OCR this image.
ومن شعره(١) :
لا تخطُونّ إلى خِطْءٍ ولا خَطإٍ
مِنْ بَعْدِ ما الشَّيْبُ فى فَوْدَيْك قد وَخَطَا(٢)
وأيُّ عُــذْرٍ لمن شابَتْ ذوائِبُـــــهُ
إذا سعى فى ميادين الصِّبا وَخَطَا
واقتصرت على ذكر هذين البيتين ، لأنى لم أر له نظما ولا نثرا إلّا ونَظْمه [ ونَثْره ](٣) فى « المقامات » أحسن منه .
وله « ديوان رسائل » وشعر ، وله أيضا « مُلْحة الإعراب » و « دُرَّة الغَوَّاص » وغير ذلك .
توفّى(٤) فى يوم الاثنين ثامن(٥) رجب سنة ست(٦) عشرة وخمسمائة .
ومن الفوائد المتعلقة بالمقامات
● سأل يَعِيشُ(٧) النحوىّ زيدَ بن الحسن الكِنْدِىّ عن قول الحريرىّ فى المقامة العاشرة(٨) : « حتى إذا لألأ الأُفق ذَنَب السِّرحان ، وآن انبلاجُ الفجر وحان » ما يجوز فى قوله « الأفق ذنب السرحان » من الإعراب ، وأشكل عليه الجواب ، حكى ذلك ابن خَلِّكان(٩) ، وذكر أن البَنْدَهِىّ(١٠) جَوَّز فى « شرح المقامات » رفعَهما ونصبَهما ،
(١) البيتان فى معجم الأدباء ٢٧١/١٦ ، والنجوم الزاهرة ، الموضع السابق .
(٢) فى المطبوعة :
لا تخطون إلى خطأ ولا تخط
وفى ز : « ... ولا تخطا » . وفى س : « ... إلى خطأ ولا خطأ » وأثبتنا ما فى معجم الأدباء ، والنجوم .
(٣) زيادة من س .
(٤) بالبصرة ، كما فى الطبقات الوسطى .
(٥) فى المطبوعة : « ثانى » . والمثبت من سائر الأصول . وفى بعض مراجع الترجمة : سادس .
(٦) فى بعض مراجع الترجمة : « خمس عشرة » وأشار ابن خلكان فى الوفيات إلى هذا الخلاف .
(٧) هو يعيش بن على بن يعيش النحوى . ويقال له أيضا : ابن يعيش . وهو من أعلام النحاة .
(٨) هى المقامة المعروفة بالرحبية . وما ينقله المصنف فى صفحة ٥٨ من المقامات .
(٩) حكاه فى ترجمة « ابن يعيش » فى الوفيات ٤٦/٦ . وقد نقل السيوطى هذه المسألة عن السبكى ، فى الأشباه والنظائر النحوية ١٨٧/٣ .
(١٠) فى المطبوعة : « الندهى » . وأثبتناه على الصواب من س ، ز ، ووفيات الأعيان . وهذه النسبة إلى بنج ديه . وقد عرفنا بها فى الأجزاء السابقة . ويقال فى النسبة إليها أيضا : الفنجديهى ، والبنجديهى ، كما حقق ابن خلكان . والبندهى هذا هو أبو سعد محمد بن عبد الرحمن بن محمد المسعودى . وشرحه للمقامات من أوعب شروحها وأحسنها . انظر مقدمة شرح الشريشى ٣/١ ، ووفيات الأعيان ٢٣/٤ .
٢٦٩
**********
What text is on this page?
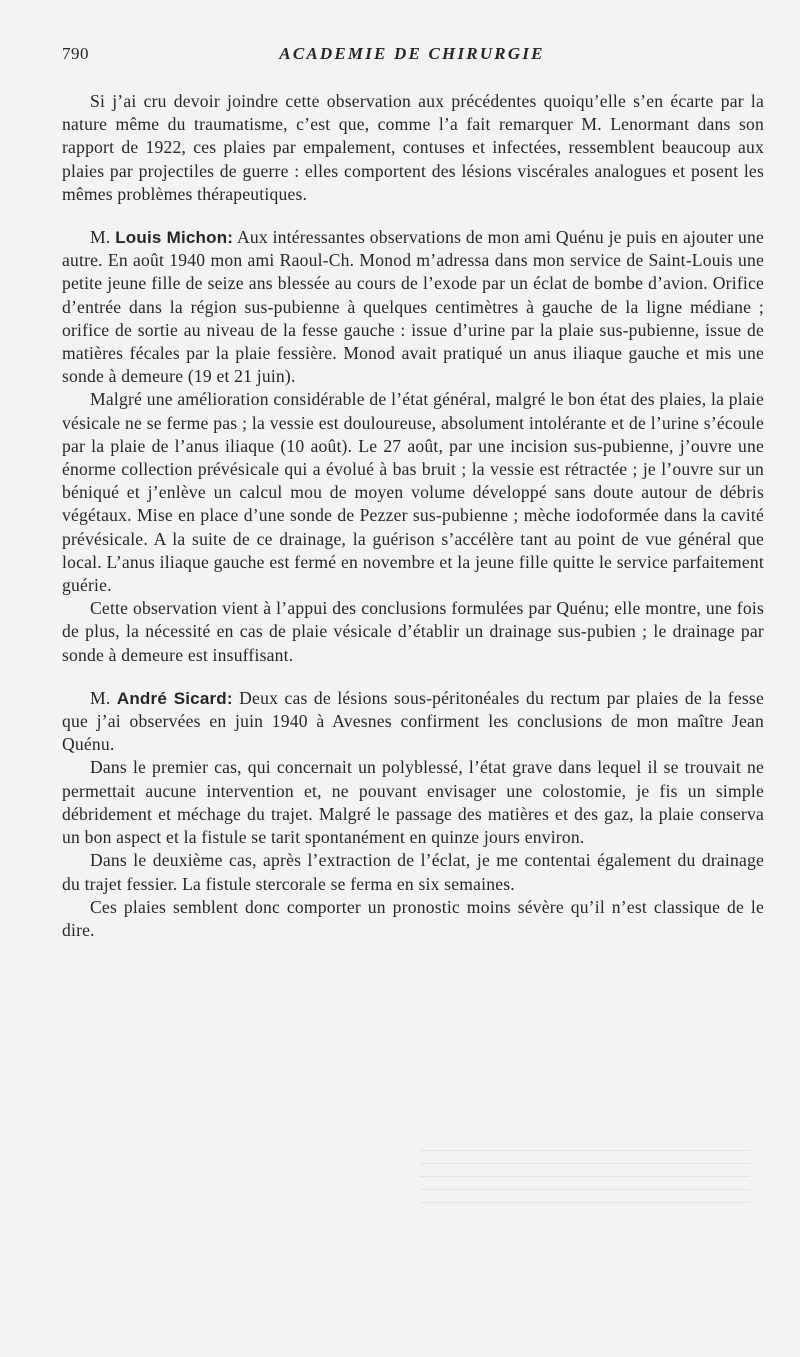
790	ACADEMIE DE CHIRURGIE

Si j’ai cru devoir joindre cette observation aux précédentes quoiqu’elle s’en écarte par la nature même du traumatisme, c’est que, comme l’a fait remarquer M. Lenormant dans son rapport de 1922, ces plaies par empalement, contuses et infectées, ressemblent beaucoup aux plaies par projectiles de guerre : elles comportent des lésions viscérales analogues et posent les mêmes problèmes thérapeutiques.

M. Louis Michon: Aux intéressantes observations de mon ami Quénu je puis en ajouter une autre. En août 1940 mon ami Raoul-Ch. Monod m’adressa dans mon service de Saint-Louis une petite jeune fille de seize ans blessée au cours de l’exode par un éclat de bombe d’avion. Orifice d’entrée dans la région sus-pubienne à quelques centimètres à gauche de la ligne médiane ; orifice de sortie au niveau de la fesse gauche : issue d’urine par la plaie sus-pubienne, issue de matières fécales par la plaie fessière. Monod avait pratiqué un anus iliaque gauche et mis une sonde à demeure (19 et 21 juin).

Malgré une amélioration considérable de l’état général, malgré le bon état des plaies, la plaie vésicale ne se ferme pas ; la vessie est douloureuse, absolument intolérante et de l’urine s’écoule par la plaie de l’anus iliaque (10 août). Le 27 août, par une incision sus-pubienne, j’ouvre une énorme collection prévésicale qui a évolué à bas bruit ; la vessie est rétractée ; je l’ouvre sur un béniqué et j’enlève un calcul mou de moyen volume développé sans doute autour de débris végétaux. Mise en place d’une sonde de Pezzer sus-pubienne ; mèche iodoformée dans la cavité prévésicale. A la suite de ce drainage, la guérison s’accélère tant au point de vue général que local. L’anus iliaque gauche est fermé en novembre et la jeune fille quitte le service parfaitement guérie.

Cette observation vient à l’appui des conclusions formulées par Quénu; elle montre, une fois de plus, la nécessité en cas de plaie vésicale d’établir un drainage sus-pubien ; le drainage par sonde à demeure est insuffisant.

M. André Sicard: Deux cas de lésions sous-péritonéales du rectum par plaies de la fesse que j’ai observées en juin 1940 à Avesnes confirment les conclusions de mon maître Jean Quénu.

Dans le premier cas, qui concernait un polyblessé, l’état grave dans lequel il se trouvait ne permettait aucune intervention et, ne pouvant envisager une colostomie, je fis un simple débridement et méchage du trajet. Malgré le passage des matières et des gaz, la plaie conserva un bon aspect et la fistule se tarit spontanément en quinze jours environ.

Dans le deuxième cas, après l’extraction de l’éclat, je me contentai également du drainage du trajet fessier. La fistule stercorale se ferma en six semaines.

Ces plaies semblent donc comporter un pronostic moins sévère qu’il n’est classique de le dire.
**********
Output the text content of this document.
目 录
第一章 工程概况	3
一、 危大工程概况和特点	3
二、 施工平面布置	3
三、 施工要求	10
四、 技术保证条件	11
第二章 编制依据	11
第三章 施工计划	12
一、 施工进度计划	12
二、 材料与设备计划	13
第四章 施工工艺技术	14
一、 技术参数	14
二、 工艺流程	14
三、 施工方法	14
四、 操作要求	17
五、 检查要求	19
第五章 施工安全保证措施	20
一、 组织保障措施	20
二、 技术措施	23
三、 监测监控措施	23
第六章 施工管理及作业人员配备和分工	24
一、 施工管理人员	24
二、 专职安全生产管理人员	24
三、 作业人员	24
**********
Exercise goal: Go through the entries and return each line where the word "مراجع" appears.

Answer in full:
(٥) فى المطبوعة : « ثانى » . والمثبت من سائر الأصول . وفى بعض مراجع الترجمة : سادس .
(٦) فى بعض مراجع الترجمة : « خمس عشرة » وأشار ابن خلكان فى الوفيات إلى هذا الخلاف .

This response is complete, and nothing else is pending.